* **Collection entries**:
▼▼▼

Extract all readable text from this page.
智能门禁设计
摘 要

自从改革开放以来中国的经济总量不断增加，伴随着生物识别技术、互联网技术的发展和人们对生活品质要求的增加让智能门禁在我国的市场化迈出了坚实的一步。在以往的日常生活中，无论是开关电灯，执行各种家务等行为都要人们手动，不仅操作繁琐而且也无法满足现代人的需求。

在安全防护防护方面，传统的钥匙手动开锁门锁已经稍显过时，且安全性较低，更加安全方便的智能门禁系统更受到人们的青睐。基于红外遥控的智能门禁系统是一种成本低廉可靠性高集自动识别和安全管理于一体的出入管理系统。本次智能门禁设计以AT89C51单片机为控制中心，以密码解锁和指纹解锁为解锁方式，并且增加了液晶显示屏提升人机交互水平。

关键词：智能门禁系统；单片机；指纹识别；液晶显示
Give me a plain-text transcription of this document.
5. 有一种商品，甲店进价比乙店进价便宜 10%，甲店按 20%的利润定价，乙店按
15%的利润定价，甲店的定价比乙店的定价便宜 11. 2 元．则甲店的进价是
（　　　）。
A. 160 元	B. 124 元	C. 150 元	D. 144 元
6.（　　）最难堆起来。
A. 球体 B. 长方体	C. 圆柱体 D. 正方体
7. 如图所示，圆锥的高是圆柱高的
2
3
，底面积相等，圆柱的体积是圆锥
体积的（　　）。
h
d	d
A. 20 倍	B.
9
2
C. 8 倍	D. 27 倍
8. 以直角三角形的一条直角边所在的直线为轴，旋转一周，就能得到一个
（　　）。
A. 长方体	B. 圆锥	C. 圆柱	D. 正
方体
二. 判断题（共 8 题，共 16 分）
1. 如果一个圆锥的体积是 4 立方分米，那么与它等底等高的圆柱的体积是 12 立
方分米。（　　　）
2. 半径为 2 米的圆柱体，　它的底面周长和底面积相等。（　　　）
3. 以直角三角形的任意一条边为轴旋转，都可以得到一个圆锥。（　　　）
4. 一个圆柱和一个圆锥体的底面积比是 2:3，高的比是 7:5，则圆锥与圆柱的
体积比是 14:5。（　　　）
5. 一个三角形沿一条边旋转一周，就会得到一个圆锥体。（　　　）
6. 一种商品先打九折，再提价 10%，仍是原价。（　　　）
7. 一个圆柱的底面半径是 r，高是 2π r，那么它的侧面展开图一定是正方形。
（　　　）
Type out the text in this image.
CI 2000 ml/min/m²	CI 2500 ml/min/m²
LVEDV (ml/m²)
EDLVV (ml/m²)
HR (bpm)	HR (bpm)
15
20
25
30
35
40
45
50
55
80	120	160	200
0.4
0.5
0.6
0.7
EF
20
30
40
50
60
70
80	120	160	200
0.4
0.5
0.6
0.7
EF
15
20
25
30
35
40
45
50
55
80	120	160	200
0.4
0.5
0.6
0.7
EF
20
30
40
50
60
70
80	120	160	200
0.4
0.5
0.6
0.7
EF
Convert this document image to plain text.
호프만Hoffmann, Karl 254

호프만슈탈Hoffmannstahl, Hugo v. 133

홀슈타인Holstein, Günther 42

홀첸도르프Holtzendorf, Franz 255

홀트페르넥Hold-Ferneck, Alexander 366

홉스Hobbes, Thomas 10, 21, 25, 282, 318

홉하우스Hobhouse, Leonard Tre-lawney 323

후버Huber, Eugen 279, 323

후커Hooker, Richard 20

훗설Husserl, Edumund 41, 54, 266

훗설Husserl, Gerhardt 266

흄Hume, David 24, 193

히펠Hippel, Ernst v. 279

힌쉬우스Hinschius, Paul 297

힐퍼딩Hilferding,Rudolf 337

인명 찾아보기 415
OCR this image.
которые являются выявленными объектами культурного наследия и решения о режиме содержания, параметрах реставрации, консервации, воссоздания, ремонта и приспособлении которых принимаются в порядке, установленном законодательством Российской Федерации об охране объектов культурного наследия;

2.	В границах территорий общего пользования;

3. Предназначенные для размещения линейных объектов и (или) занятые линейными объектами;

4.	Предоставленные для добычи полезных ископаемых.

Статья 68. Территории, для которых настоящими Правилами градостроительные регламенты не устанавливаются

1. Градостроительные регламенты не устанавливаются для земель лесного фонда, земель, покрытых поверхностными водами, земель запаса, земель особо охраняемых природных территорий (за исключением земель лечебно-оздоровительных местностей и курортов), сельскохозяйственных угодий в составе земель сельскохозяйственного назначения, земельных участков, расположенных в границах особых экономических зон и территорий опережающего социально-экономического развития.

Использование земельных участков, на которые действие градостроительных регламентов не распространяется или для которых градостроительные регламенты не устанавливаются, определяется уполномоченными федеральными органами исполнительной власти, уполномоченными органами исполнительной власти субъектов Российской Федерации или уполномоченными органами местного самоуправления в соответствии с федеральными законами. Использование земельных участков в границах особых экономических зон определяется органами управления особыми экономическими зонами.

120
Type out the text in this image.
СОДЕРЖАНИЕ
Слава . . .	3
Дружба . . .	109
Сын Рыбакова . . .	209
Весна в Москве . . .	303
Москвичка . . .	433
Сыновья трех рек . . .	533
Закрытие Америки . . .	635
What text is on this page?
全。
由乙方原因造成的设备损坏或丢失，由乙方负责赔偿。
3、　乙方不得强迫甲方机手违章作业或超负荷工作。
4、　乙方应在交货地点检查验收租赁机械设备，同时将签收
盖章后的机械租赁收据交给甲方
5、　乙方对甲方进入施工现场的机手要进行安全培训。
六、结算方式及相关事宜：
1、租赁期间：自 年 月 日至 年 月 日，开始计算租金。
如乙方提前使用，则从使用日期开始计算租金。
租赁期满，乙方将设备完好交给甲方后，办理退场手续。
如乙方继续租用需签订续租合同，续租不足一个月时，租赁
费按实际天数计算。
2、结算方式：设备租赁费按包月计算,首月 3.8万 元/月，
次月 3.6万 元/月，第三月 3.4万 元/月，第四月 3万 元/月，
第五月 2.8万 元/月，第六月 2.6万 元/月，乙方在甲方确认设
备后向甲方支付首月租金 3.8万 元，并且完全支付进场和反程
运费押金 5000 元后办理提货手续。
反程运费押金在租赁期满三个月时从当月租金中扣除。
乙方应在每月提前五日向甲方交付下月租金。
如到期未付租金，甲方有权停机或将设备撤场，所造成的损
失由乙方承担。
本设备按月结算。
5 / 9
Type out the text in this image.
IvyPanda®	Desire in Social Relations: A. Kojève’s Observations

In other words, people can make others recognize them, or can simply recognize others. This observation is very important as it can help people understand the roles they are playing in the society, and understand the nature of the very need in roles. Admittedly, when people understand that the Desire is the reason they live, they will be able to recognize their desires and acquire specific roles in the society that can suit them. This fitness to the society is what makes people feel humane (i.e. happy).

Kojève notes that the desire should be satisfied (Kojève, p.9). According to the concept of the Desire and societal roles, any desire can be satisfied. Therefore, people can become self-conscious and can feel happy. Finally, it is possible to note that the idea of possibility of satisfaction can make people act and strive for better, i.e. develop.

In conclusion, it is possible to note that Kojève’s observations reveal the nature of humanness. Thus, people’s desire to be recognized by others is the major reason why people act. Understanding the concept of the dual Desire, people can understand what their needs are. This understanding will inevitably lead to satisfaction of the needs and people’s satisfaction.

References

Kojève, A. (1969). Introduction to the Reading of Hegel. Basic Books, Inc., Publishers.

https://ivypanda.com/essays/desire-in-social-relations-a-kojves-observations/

▲▲▲

* **Aim of the exercise**: Identify each line in the entries with the word "document" and copy it.

* **Completed task**:
Give me a plain-text transcription of this document.
Convert this document image to plain text.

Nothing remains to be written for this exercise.